Return all lines with the word "sentences" in them.

# Dataset content start

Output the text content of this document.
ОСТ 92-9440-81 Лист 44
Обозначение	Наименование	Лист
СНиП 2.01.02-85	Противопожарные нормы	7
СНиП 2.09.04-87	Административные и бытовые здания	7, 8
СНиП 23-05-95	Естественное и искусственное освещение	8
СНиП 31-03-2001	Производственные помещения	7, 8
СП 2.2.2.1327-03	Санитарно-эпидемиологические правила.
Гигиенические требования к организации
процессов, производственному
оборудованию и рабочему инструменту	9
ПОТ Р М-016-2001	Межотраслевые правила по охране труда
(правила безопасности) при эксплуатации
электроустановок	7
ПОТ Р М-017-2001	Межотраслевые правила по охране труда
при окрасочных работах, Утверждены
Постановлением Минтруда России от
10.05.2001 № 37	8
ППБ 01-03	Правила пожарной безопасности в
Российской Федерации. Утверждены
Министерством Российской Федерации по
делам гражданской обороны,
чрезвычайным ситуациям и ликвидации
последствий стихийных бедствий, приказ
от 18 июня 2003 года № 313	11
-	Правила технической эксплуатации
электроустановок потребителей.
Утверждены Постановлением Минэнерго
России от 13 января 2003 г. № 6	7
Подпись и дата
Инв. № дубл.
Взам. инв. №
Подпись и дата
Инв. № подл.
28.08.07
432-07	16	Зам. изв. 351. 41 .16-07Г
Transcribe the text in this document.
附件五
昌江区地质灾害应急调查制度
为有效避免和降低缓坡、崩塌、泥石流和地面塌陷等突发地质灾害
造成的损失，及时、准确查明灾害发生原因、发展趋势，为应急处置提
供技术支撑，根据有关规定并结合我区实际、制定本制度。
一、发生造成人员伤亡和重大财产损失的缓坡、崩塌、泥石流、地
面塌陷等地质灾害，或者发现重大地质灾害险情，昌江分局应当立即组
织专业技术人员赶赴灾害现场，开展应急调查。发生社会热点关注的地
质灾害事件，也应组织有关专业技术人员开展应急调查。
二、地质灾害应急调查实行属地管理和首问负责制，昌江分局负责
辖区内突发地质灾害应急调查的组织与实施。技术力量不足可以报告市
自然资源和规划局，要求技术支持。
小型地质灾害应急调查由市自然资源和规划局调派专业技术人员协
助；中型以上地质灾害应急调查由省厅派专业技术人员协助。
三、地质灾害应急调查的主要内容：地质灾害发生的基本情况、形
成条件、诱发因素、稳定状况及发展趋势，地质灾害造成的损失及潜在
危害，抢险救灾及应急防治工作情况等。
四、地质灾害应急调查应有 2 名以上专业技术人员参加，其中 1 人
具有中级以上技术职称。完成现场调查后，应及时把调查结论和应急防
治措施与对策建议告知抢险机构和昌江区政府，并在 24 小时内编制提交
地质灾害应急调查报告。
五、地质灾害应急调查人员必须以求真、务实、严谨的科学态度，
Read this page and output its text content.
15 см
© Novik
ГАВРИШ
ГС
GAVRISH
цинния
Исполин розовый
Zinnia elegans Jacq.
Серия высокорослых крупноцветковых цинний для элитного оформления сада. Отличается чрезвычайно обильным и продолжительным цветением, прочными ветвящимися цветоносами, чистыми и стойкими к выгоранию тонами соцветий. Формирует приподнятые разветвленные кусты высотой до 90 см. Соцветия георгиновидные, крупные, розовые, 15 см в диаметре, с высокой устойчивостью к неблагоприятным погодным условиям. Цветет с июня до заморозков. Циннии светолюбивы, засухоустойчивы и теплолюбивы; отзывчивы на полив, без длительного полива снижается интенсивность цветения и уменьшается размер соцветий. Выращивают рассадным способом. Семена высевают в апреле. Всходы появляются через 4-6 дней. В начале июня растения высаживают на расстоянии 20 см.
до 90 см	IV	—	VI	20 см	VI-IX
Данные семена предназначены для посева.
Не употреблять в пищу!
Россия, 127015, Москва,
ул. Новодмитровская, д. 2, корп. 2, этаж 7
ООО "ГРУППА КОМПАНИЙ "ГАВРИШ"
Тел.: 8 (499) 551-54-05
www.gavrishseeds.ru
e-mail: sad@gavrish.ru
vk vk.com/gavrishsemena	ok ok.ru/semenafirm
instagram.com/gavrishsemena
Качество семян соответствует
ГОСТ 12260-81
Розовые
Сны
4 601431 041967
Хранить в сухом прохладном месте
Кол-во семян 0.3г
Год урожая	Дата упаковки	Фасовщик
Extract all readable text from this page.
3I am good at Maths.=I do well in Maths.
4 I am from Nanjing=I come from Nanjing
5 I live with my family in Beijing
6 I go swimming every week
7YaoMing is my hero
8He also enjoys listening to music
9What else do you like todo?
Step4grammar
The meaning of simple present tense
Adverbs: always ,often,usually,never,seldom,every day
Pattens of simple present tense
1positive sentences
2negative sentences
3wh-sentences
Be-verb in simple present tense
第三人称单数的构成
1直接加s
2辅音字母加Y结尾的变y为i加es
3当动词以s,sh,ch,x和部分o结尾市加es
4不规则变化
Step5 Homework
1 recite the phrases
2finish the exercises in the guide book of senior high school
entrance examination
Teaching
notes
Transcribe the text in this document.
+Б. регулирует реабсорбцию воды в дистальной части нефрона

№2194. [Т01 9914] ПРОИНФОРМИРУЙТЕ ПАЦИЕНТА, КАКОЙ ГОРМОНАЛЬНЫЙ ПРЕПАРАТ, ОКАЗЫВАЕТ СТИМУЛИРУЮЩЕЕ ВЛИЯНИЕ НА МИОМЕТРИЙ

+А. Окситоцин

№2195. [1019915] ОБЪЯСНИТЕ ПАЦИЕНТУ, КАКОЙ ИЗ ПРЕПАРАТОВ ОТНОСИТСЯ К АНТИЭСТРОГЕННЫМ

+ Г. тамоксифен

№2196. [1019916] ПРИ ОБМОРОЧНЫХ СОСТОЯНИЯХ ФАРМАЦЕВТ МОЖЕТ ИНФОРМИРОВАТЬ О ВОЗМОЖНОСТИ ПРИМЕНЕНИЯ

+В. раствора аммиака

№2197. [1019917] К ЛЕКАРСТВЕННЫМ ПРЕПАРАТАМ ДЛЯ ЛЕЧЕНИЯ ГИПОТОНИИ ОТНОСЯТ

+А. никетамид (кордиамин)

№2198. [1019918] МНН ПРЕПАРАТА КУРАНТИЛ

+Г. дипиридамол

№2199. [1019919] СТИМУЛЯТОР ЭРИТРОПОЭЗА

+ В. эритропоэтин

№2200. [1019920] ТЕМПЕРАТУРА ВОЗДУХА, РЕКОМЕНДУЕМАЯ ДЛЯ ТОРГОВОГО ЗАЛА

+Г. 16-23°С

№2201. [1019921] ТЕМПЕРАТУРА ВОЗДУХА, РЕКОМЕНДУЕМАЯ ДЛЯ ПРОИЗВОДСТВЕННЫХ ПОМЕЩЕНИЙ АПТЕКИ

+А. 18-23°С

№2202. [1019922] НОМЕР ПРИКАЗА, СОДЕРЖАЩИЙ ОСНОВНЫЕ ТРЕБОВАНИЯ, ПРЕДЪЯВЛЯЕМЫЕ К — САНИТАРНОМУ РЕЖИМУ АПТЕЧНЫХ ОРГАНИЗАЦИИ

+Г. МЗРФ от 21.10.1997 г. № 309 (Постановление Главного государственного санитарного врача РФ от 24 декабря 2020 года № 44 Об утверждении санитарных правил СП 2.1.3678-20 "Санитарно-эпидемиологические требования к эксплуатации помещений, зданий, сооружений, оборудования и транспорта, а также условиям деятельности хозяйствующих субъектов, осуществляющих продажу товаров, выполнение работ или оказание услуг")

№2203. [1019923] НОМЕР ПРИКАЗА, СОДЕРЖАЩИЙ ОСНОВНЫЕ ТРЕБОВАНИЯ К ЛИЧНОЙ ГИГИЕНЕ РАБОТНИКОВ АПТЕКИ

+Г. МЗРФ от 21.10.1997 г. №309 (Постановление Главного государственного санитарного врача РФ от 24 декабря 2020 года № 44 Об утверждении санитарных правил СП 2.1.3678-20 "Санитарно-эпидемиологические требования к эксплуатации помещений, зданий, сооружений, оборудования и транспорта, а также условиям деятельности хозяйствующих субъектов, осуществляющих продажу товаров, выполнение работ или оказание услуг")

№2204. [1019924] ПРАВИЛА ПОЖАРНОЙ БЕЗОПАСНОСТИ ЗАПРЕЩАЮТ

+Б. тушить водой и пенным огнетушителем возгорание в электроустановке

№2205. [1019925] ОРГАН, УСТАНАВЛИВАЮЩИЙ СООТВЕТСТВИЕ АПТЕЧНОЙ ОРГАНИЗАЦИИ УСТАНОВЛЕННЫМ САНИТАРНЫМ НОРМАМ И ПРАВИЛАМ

# Dataset content end

• [The output]:
1positive sentences
2negative sentences
3wh-sentences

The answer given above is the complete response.